● **Set exercise**
Single out the lines that include the word "Domeniul". Copy them.

==*==

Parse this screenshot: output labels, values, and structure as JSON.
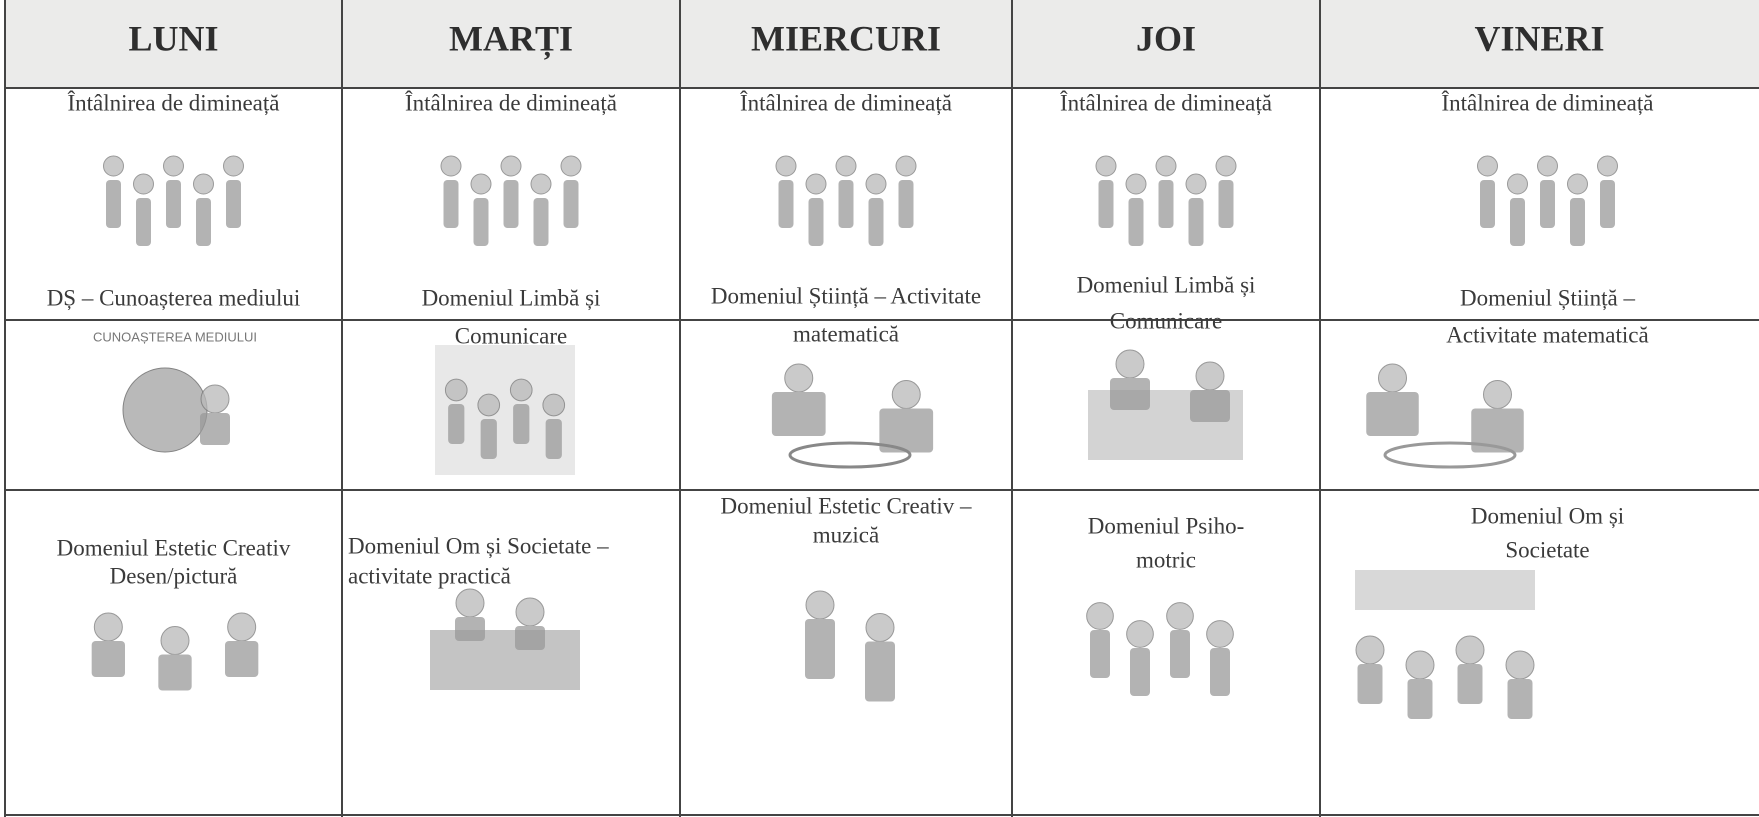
{
  "table": {
    "header": [
      "LUNI",
      "MARȚI",
      "MIERCURI",
      "JOI",
      "VINERI"
    ],
    "rows": [
      [
        [
          "Întâlnirea de dimineață"
        ],
        [
          "Întâlnirea de dimineață"
        ],
        [
          "Întâlnirea de dimineață"
        ],
        [
          "Întâlnirea de dimineață"
        ],
        [
          "Întâlnirea de dimineață"
        ]
      ],
      [
        [
          "DȘ – Cunoașterea mediului"
        ],
        [
          "Domeniul Limbă și",
          "Comunicare"
        ],
        [
          "Domeniul Știință – Activitate",
          "matematică"
        ],
        [
          "Domeniul Limbă și",
          "Comunicare"
        ],
        [
          "Domeniul Știință –",
          "Activitate matematică"
        ]
      ],
      [
        [
          "Domeniul Estetic Creativ",
          "Desen/pictură"
        ],
        [
          "Domeniul Om și Societate –",
          "activitate practică"
        ],
        [
          "Domeniul Estetic Creativ –",
          "muzică"
        ],
        [
          "Domeniul Psiho-",
          "motric"
        ],
        [
          "Domeniul Om și",
          "Societate"
        ]
      ]
    ]
  },
  "illustration_text": "CUNOAȘTEREA MEDIULUI"
}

==*==

● **Correct output**
          "Domeniul Limbă și",
          "Domeniul Știință – Activitate",
          "Domeniul Limbă și",
          "Domeniul Știință –",
          "Domeniul Estetic Creativ",
          "Domeniul Om și Societate –",
          "Domeniul Estetic Creativ –",
          "Domeniul Psiho-",
          "Domeniul Om și",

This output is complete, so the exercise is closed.